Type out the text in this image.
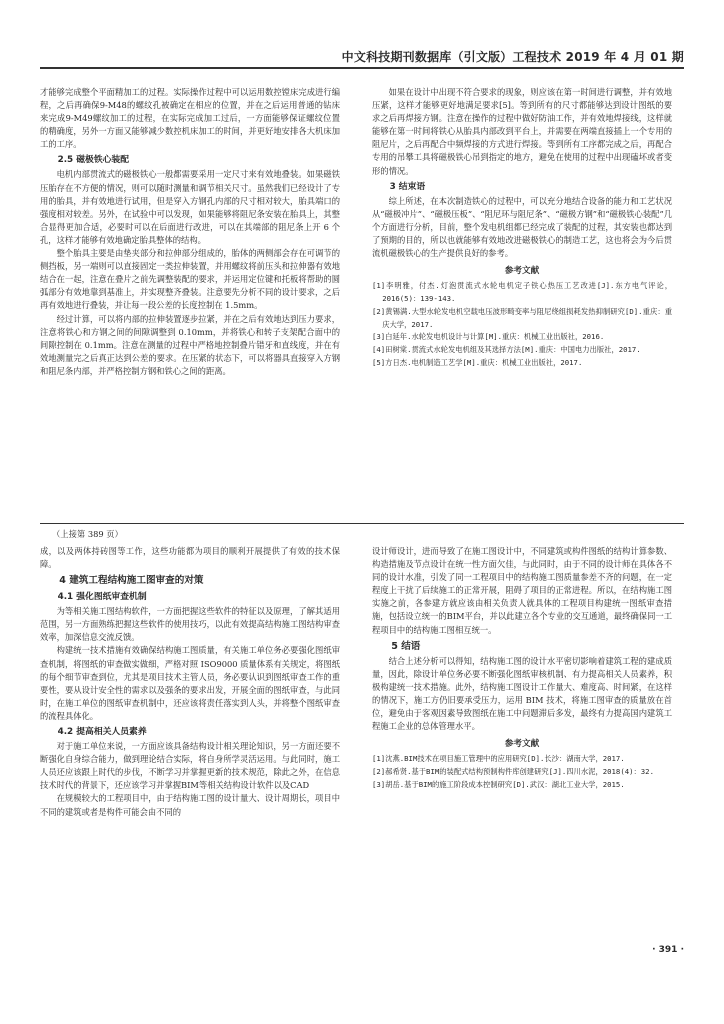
中文科技期刊数据库（引文版）工程技术 2019 年 4 月 01 期

才能够完成整个平面精加工的过程。实际操作过程中可以运用数控镗床完成进行编程，之后再确保9-M48的螺纹孔被确定在相应的位置，并在之后运用普通的钻床来完成9-M49螺纹加工的过程，在实际完成加工过后，一方面能够保证螺纹位置的精确度，另外一方面又能够减少数控机床加工的时间，并更好地安排各大机床加工的工序。

2.5 磁极铁心装配

电机内部贯流式的磁极铁心一般都需要采用一定尺寸来有效地叠装。如果磁铁压胎存在不方便的情况，则可以随时测量和调节相关尺寸。虽然我们已经设计了专用的胎具，并有效地进行试用，但是穿入方钢孔内部的尺寸相对较大，胎具端口的强度相对较差。另外，在试验中可以发现，如果能够将阻尼条安装在胎具上，其整合显得更加合适，必要时可以在后面进行改进，可以在其端部的阻尼条上开 6 个孔，这样才能够有效地确定胎具整体的结构。

整个胎具主要是由垫夹部分和拉伸部分组成的，胎体的两侧部会存在可调节的侧挡板，另一端则可以直接固定一类拉伸装置，并用螺纹将前压头和拉伸器有效地结合在一起，注意在叠片之前先调整装配的要求，并运用定位键和托板将帮助的圆弧部分有效地靠到基准上，并实现整齐叠装。注意要先分析不同的设计要求，之后再有效地进行叠装，并让每一段公差的长度控制在 1.5mm。

经过计算，可以将内部的拉伸装置逐步拉紧，并在之后有效地达到压力要求，注意将铁心和方钢之间的间隙调整到 0.10mm，并将铁心和转子支架配合面中的间隙控制在 0.1mm。注意在测量的过程中严格地控制叠片错牙和直线度，并在有效地测量完之后真正达到公差的要求。在压紧的状态下，可以将器具直接穿入方钢和阻尼条内部，并严格控制方钢和铁心之间的距离。

如果在设计中出现不符合要求的现象，则应该在第一时间进行调整，并有效地压紧，这样才能够更好地满足要求[5]。等到所有的尺寸都能够达到设计图纸的要求之后再焊接方钢。注意在操作的过程中做好防油工作，并有效地焊接线，这样就能够在第一时间将铁心从胎具内部改到平台上，并需要在两端直接插上一个专用的阻尼片，之后再配合中频焊接的方式进行焊接。等到所有工序都完成之后，再配合专用的吊攀工具将磁极铁心吊到指定的地方，避免在使用的过程中出现磕坏或者变形的情况。

3 结束语

综上所述，在本次制造铁心的过程中，可以充分地结合设备的能力和工艺状况从“磁极冲片”、“磁极压板”、“阻尼环与阻尼条”、“磁极方钢”和“磁极铁心装配”几个方面进行分析，目前，整个发电机组都已经完成了装配的过程，其安装也都达到了预期的目的，所以也就能够有效地改进磁极铁心的制造工艺，这也将会为今后贯流机磁极铁心的生产提供良好的参考。

参考文献

[1]李明雅，付杰.灯泡贯流式水轮电机定子铁心热压工艺改进[J].东方电气评论，2016(5)：139-143.

[2]黄锡满.大型水轮发电机空载电压波形畸变率与阻尼绕组损耗发热抑制研究[D].重庆：重庆大学，2017.

[3]白延年.水轮发电机设计与计算[M].重庆：机械工业出版社，2016.

[4]田树棠.贯流式水轮发电机组及其选择方法[M].重庆：中国电力出版社，2017.

[5]方日杰.电机制造工艺学[M].重庆：机械工业出版社，2017.

（上接第 389 页）

成，以及两体持砖图等工作，这些功能都为项目的顺利开展提供了有效的技术保障。

4 建筑工程结构施工图审查的对策
4.1 强化图纸审查机制

为等相关施工图结构软件，一方面把握这些软件的特征以及原理，了解其适用范围，另一方面熟练把握这些软件的使用技巧，以此有效提高结构施工图结构审查效率，加深信息交流反馈。

构建统一技术措施有效确保结构施工图质量，有关施工单位务必要强化图纸审查机制，将图纸的审查做实做细，严格对照 ISO9000 质量体系有关规定，将图纸的每个细节审查到位，尤其是项目技术主管人员，务必要认识到图纸审查工作的重要性，要从设计安全性的需求以及强条的要求出发，开展全面的图纸审查，与此同时，在施工单位的图纸审查机制中，还应该将责任落实到人头，并将整个图纸审查的流程具体化。

4.2 提高相关人员素养

对于施工单位来说，一方面应该具备结构设计相关理论知识，另一方面还要不断强化自身综合能力，做到理论结合实际，将自身所学灵活运用。与此同时，施工人员还应该跟上时代的步伐，不断学习并掌握更新的技术规范，除此之外，在信息技术时代的背景下，还应该学习并掌握BIM等相关结构设计软件以及CAD

在规模较大的工程项目中，由于结构施工图的设计量大、设计周期长，项目中不同的建筑或者是构件可能会由不同的

设计师设计，进而导致了在施工图设计中，不同建筑或构件图纸的结构计算参数、构造措施及节点设计在统一性方面欠佳，与此同时，由于不同的设计师在具体各不同的设计水准，引发了同一工程项目中的结构施工图质量参差不齐的问题，在一定程度上干扰了后续施工的正常开展，阻碍了项目的正常进程。所以，在结构施工图实施之前，各参建方就应该由相关负责人就具体的工程项目构建统一图纸审查措施，包括设立统一的BIM平台，并以此建立各个专业的交互通道，最终确保同一工程项目中的结构施工图相互统一。

5 结语

结合上述分析可以得知，结构施工图的设计水平密切影响着建筑工程的建成质量，因此，除设计单位务必要不断强化图纸审核机制、有力提高相关人员素养，积极构建统一技术措施。此外，结构施工图设计工作量大、难度高、时间紧，在这样的情况下，施工方仍旧要承受压力，运用 BIM 技术，将施工图审查的质量放在首位，避免由于客观因素导致图纸在施工中问题滞后多发，最终有力提高国内建筑工程施工企业的总体管理水平。

参考文献

[1]沈燕.BIM技术在项目施工管理中的应用研究[D].长沙：湖南大学，2017.

[2]郝希贤.基于BIM的装配式结构预制构件库创建研究[J].四川水泥，2018(4)：32.

[3]胡岳.基于BIM的施工阶段成本控制研究[D].武汉：湖北工业大学，2015.

· 391 ·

**TASK DESCRIPTION**
Copy out each line of the entries that holds "机械工业出版社".

**SOLUTION**
[3]白延年.水轮发电机设计与计算[M].重庆：机械工业出版社，2016.
[5]方日杰.电机制造工艺学[M].重庆：机械工业出版社，2017.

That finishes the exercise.